> [GOAL]:
For the entries that follow, tally the lines holding the string "JSON". Give the total and nothing else.

> [PROVIDED INFORMATION]:
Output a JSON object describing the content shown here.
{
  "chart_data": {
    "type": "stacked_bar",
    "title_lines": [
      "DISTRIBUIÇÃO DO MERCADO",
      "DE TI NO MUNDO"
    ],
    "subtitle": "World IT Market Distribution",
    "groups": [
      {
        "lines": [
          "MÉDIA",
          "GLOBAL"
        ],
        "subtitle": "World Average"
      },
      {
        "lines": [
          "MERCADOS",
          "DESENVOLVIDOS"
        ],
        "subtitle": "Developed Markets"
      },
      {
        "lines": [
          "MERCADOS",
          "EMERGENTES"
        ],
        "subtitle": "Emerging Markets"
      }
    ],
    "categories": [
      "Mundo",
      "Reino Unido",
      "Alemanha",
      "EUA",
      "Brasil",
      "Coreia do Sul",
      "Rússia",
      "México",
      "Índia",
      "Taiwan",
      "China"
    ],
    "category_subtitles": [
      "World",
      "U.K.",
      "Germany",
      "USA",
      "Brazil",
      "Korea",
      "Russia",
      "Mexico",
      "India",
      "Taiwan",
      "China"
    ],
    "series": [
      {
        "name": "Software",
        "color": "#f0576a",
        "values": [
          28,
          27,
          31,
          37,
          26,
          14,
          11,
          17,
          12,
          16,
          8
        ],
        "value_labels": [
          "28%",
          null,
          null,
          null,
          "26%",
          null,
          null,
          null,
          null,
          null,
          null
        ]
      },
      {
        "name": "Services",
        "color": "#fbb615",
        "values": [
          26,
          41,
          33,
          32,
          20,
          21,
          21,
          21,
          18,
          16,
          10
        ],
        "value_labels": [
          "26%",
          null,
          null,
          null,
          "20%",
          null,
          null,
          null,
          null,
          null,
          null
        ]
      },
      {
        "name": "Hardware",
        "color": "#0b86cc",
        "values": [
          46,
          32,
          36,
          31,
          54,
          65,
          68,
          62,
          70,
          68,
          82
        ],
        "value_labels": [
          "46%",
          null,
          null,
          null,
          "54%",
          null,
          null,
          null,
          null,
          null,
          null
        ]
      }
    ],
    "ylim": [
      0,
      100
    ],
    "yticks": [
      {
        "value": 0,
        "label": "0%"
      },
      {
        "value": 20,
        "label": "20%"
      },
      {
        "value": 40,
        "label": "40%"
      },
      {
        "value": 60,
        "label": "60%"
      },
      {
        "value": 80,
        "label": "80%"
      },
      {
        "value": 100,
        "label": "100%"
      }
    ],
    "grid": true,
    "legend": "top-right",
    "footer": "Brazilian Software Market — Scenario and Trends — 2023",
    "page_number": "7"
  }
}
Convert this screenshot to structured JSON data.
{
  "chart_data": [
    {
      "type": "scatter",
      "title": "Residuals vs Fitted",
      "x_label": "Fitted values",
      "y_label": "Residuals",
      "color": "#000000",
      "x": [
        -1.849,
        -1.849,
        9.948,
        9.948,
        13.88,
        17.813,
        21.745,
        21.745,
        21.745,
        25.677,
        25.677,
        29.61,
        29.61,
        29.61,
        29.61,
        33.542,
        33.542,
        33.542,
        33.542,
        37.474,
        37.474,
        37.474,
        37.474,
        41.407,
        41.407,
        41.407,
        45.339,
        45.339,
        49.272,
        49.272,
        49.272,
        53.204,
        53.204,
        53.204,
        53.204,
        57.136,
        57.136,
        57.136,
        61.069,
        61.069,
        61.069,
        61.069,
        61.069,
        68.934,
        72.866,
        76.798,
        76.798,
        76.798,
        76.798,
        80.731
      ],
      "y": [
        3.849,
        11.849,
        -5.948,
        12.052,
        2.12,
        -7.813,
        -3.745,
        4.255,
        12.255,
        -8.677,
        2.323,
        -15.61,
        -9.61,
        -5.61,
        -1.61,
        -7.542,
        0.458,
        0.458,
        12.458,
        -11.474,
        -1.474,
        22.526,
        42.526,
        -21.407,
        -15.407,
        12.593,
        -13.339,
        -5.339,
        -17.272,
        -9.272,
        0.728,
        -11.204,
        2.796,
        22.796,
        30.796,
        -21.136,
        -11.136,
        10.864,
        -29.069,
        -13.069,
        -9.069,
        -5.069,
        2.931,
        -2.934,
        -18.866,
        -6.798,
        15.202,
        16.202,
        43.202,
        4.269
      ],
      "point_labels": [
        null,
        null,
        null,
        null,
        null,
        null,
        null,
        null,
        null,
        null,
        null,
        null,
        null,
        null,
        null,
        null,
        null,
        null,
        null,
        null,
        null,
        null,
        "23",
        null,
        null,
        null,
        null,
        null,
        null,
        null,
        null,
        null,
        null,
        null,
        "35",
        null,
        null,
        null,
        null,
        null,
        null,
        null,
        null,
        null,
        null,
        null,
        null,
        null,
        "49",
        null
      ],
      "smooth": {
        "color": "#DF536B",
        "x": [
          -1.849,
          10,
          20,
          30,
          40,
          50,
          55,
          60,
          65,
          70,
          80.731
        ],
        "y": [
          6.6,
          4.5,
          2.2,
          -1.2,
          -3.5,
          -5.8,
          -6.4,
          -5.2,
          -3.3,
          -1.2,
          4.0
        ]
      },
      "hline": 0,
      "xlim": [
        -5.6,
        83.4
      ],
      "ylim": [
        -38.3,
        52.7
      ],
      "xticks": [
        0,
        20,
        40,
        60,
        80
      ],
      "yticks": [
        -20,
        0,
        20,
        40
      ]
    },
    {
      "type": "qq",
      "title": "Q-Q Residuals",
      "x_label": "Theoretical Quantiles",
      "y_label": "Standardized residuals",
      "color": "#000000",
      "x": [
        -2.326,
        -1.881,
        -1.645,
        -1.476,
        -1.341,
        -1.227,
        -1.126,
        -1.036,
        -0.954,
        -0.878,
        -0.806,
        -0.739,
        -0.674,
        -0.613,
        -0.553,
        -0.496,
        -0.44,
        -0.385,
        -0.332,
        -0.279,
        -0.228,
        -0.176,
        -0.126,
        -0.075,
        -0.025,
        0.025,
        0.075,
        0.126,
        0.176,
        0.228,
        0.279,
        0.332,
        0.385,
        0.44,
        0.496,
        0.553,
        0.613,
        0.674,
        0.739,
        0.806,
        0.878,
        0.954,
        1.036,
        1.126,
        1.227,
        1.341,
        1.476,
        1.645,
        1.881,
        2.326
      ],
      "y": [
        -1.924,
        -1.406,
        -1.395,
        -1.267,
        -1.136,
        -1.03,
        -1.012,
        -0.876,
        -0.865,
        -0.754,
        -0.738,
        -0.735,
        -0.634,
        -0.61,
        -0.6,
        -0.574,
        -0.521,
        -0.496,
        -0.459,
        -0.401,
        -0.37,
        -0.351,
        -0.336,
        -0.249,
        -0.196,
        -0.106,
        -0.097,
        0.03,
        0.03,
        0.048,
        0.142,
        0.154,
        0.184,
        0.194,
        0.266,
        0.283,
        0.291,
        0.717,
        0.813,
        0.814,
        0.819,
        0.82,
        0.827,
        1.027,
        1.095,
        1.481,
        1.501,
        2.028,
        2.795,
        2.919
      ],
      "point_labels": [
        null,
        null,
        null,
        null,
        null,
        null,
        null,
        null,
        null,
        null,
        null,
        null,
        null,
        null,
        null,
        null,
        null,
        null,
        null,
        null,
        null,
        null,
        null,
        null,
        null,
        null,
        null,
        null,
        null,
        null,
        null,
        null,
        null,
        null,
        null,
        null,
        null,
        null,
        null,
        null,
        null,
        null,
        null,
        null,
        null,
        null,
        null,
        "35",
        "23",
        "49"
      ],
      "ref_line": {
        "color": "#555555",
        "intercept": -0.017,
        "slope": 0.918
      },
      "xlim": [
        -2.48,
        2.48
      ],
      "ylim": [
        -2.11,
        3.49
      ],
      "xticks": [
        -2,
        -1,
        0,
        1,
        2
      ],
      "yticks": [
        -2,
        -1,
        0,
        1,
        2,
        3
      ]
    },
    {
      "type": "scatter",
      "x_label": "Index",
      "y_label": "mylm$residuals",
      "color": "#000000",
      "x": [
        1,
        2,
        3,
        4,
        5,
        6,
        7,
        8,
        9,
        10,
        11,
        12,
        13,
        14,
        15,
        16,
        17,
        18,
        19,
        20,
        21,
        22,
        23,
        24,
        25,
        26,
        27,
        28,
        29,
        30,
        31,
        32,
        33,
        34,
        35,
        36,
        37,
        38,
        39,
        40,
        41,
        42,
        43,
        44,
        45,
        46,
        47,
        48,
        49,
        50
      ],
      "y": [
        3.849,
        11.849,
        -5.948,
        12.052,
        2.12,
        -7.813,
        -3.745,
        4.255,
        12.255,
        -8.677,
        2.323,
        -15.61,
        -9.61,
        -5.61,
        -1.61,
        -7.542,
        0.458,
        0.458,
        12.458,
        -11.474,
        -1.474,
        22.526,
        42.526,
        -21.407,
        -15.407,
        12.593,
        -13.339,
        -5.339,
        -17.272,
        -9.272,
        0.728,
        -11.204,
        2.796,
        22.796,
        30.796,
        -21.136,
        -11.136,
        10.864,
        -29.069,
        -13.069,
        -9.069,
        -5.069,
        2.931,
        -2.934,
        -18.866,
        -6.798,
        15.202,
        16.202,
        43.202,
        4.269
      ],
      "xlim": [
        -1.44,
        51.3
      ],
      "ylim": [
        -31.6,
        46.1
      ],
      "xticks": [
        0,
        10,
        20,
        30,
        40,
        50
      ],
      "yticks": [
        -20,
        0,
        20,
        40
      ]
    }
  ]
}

> [FULL ANSWER]:
2